Selected extract:
Start

|
|
Celtica's Computer Club > Webscape > Using Metasearching
Using Metasearching
Most surfers have used one or other
of the Web search engines. These resources collect Web pages and create
databases for people to browse or search. They can be quite comprehensive
or fairly specialized. Each of them has its unique content and presents
a unique interface, requiring a unique set of rules for searching and displaying
search results differently. To exhaust a search, one often has to use several
of them and has to be familiar with the different interfaces and searching
rules.
A metasearch is a central place with
a uniform interface where a query can be entered and the search can be
conducted simultaneously in as many search engines and directories as necessary,
and search results can be brought back and displayed in a consistent format.
Tools with these features have come to be called metasearch engines.
Unlike the individual search engines
and directories, metasearch engines do not have their own databases; they
do not collect web pages; they do not accept URL additions; and they do
not classify or review web sites. Instead, they send queries simultaneously
to multiple Web search engines and/or Web directories. Many of the metasearch
engines integrate search results: duplicate findings are merged into one
entry; some rank the results according to various criteria; some allow
selection of search engines to be searched.

End

Dataset excerpts:
Start

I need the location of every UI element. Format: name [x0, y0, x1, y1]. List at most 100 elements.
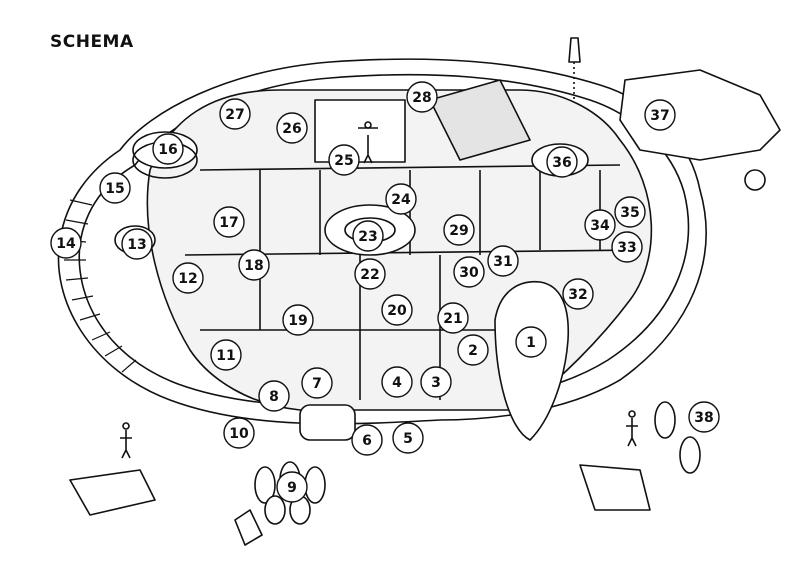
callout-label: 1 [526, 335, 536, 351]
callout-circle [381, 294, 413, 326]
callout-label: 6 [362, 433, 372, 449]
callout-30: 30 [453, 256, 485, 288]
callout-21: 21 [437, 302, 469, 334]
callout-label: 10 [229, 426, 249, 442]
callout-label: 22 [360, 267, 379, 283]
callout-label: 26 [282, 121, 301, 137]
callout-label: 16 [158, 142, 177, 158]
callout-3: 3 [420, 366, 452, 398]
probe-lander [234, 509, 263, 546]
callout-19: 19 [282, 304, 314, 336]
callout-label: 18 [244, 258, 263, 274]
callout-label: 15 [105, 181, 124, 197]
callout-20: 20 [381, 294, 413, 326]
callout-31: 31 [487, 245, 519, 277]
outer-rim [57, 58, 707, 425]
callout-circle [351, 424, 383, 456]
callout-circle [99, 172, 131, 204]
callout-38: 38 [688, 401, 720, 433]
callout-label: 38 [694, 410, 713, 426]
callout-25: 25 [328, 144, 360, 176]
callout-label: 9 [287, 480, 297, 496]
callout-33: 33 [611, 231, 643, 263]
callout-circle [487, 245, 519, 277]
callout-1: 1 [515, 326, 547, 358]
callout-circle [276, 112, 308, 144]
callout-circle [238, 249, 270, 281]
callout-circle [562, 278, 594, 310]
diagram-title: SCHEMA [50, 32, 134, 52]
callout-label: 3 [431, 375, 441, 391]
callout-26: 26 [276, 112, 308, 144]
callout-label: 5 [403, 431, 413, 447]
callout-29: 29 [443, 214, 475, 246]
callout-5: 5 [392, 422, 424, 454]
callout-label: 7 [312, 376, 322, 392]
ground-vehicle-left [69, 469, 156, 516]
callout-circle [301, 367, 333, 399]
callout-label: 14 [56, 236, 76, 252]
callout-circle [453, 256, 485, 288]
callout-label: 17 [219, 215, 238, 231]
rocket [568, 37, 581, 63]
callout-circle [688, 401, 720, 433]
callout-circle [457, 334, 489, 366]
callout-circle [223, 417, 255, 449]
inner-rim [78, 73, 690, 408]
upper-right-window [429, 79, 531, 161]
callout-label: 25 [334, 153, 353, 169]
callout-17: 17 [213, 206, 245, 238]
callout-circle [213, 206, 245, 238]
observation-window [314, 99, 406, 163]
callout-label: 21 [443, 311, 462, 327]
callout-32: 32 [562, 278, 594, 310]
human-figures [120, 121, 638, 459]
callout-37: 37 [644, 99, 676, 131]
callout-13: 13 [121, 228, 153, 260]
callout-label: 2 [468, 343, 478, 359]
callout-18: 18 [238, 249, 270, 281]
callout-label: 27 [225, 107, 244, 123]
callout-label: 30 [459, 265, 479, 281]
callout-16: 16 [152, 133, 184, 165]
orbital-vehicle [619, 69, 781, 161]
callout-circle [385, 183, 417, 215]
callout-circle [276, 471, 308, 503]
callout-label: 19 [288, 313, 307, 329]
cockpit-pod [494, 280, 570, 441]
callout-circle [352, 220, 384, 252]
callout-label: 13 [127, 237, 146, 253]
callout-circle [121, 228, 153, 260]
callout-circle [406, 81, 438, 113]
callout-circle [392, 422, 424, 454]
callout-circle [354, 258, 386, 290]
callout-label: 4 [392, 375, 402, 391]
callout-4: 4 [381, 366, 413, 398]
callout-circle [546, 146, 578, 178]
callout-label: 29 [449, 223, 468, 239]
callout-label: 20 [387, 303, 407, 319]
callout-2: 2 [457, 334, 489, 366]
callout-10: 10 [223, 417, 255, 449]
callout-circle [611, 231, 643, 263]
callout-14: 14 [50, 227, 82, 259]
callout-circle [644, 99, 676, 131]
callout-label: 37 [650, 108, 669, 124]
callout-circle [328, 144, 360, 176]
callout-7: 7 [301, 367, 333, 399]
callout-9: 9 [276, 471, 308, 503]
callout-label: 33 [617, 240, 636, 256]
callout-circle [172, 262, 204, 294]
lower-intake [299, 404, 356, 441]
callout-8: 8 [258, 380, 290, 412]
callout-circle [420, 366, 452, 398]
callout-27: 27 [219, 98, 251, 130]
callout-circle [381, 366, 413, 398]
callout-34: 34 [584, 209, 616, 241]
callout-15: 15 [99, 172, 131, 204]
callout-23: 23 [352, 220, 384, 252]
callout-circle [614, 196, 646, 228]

End

Your task: Can you carry the passage on metasearch engines forward from its final sentence? The records have no connection to the passage on metasearching.

Answer to this exercise:
Before conducting a metasearch engine
search, it is important to find out which search engines are included in
your search. Most metasearch engines default to the major search engines,
such as AltaVista, Excite, Lycos, and Infoseek. Others will also include
Usenet searches, and other specialized databases. Negotiations between
the metasearch engine companies and the individual search engine companies
may also result in a major search engine being excluded from a metasearch
engine. For example, Northern Light would not allow any of the metasearch
engines to robotically search its index since this process drains its resources.
Development of metasearch engines lags behind development of search engines
and some metasearch engines are still including defunct search engines.
Successful use of a metasearch engine
depends on the status of each of the individual search engines used. Some
may be heavily loaded at the time; some may be unreachable. The added features
mentioned above require further resources from the metasearch engines,
resulting in slower response time, a serious problem with many of the metasearch
engines. Many of them, therefore, have a timeout period, so that attempts
to work with a particular search engine can be abandoned if no response
comes from it within a set period of time.
Remember too that a query submitted
to a metasearch engine, with its uniform search interface and syntax, is
to be applied against the diversity of individual search engines. It is
therefore impossible for metasearch engines to take advantage of all the
features of the individual search engines. Boolean searches, for example,
may produce varied results. Phrase searches may not be supported. Other
features, such as query refinement, are sacrificed.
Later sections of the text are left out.